* **Data entries**:
= = =
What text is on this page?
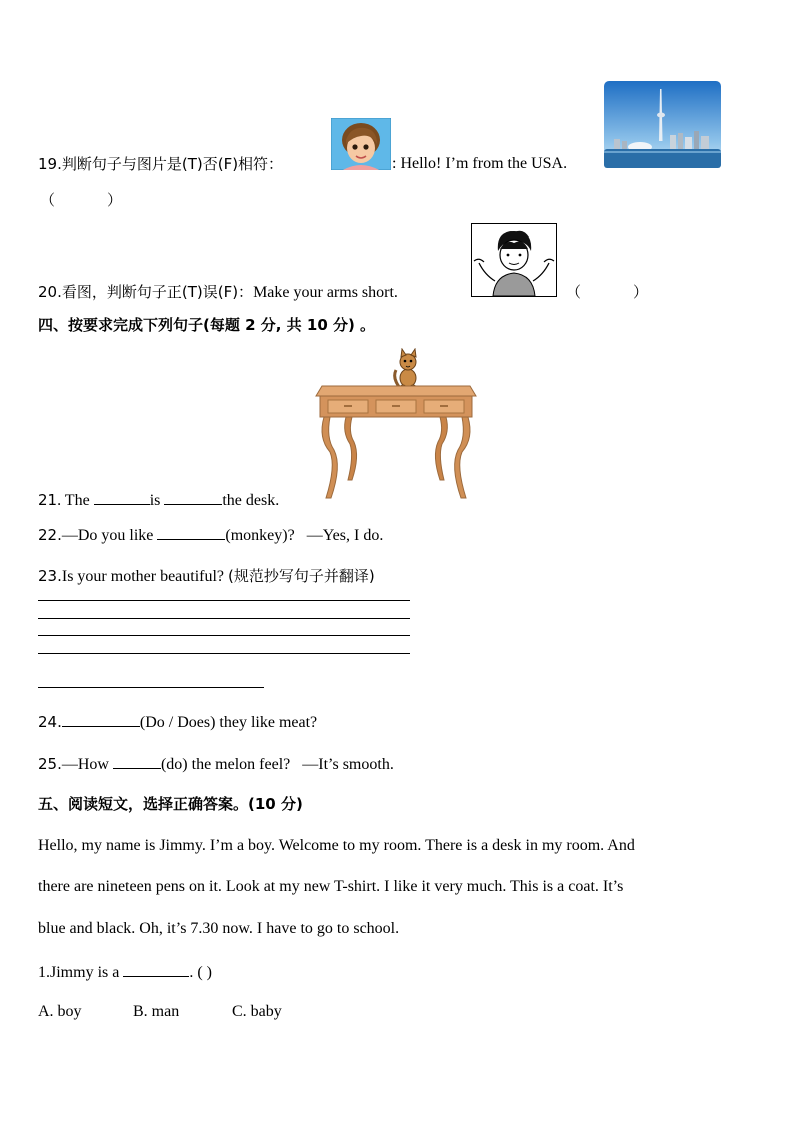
19.判断句子与图片是(T)否(F)相符：	: Hello! I’m from the USA.
（	）
20.看图，判断句子正(T)误(F)：Make your arms short.	（	）
四、按要求完成下列句子(每题 2 分, 共 10 分) 。
21. The	is	the desk.
22.—Do you like	(monkey)? —Yes, I do.
23.Is your mother beautiful? (规范抄写句子并翻译)
24.	(Do / Does) they like meat?
25.—How	(do) the melon feel? —It’s smooth.
五、阅读短文，选择正确答案。(10 分)
Hello, my name is Jimmy. I’m a boy. Welcome to my room. There is a desk in my room. And
there are nineteen pens on it. Look at my new T-shirt. I like it very much. This is a coat. It’s
blue and black. Oh, it’s 7.30 now. I have to go to school.
1.Jimmy is a	. ( )
A. boy	B. man	C. baby
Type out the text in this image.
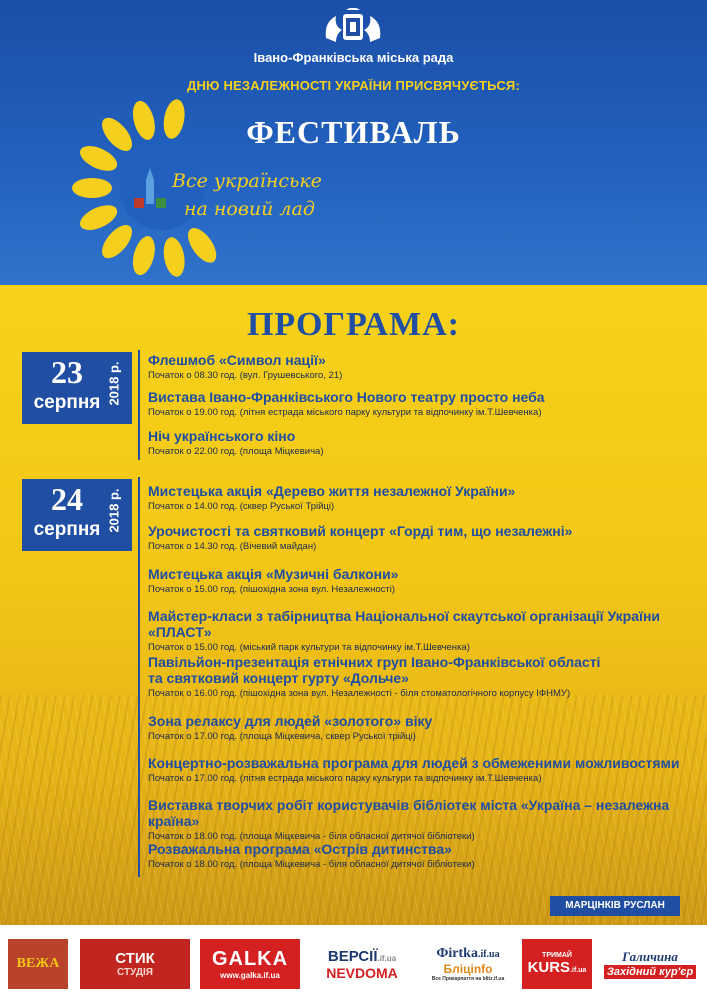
Івано-Франківська міська рада
ДНЮ НЕЗАЛЕЖНОСТІ УКРАЇНИ ПРИСВЯЧУЄТЬСЯ:
ФЕСТИВАЛЬ
Все українське
на новий лад
ПРОГРАМА:
23
серпня 2018 р.
Флешмоб «Символ нації»
Початок о 08.30 год. (вул. Грушевського, 21)
Вистава Івано-Франківського Нового театру просто неба
Початок о 19.00 год. (літня естрада міського парку культури та відпочинку ім.Т.Шевченка)
Ніч українського кіно
Початок о 22.00 год. (площа Міцкевича)
24
серпня 2018 р. Мистецька акція «Дерево життя незалежної України»
Початок о 14.00 год. (сквер Руської Трійці)
Урочистості та святковий концерт «Горді тим, що незалежні»
Початок о 14.30 год. (Вічевий майдан)
Мистецька акція «Музичні балкони»
Початок о 15.00 год. (пішохідна зона вул. Незалежності)
Майстер-класи з табірництва Національної скаутської організації України «ПЛАСТ»
Початок о 15.00 год. (міський парк культури та відпочинку ім.Т.Шевченка)
Павільйон-презентація етнічних груп Івано-Франківської області
та святковий концерт гурту «Дольче»
Початок о 16.00 год. (пішохідна зона вул. Незалежності - біля стоматологічного корпусу ІФНМУ)
Зона релаксу для людей «золотого» віку
Початок о 17.00 год. (площа Міцкевича, сквер Руської трійці)
Концертно-розважальна програма для людей з обмеженими можливостями
Початок о 17.00 год. (літня естрада міського парку культури та відпочинку ім.Т.Шевченка)
Виставка творчих робіт користувачів бібліотек міста «Україна – незалежна країна»
Початок о 18.00 год. (площа Міцкевича - біля обласної дитячої бібліотеки)
Розважальна програма «Острів дитинства»
Початок о 18.00 год. (площа Міцкевича - біля обласної дитячої бібліотеки)
МАРЦІНКІВ РУСЛАН
ВЕЖА	СТИК
СТУДІЯ
GALKA
www.galka.if.ua
ВЕРСІЇ.if.ua
NEVDOMA
Фirtka.if.ua
Бліцinfo
Все Прикарпаття на blitz.if.ua
ТРИМАЙ
KURS.if.ua
Галичина
Західний кур'єр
= = =
* **Exercise directions**:
Will you set down the records word for word while leaving out every picture?

* **Solution to this exercise**:
What text is on this page?
19.判断句子与图片是(T)否(F)相符：	: Hello! I’m from the USA.
（	）
20.看图，判断句子正(T)误(F)：Make your arms short.	（	）
四、按要求完成下列句子(每题 2 分, 共 10 分) 。
21. The	is	the desk.
22.—Do you like	(monkey)? —Yes, I do.
23.Is your mother beautiful? (规范抄写句子并翻译)
24.	(Do / Does) they like meat?
25.—How	(do) the melon feel? —It’s smooth.
五、阅读短文，选择正确答案。(10 分)
Hello, my name is Jimmy. I’m a boy. Welcome to my room. There is a desk in my room. And
there are nineteen pens on it. Look at my new T-shirt. I like it very much. This is a coat. It’s
blue and black. Oh, it’s 7.30 now. I have to go to school.
1.Jimmy is a	. ( )
A. boy	B. man	C. baby
Type out the text in this image.
Івано-Франківська міська рада
ДНЮ НЕЗАЛЕЖНОСТІ УКРАЇНИ ПРИСВЯЧУЄТЬСЯ:
ФЕСТИВАЛЬ
Все українське
на новий лад
ПРОГРАМА:
23
серпня 2018 р.
Флешмоб «Символ нації»
Початок о 08.30 год. (вул. Грушевського, 21)
Вистава Івано-Франківського Нового театру просто неба
Початок о 19.00 год. (літня естрада міського парку культури та відпочинку ім.Т.Шевченка)
Ніч українського кіно
Початок о 22.00 год. (площа Міцкевича)
24
серпня 2018 р. Мистецька акція «Дерево життя незалежної України»
Початок о 14.00 год. (сквер Руської Трійці)
Урочистості та святковий концерт «Горді тим, що незалежні»
Початок о 14.30 год. (Вічевий майдан)
Мистецька акція «Музичні балкони»
Початок о 15.00 год. (пішохідна зона вул. Незалежності)
Майстер-класи з табірництва Національної скаутської організації України «ПЛАСТ»
Початок о 15.00 год. (міський парк культури та відпочинку ім.Т.Шевченка)
Павільйон-презентація етнічних груп Івано-Франківської області
та святковий концерт гурту «Дольче»
Початок о 16.00 год. (пішохідна зона вул. Незалежності - біля стоматологічного корпусу ІФНМУ)
Зона релаксу для людей «золотого» віку
Початок о 17.00 год. (площа Міцкевича, сквер Руської трійці)
Концертно-розважальна програма для людей з обмеженими можливостями
Початок о 17.00 год. (літня естрада міського парку культури та відпочинку ім.Т.Шевченка)
Виставка творчих робіт користувачів бібліотек міста «Україна – незалежна країна»
Початок о 18.00 год. (площа Міцкевича - біля обласної дитячої бібліотеки)
Розважальна програма «Острів дитинства»
Початок о 18.00 год. (площа Міцкевича - біля обласної дитячої бібліотеки)
МАРЦІНКІВ РУСЛАН
ВЕЖА	СТИК
СТУДІЯ
GALKA
www.galka.if.ua
ВЕРСІЇ.if.ua
NEVDOMA
Фirtka.if.ua
Бліцinfo
Все Прикарпаття на blitz.if.ua
ТРИМАЙ
KURS.if.ua
Галичина
Західний кур'єр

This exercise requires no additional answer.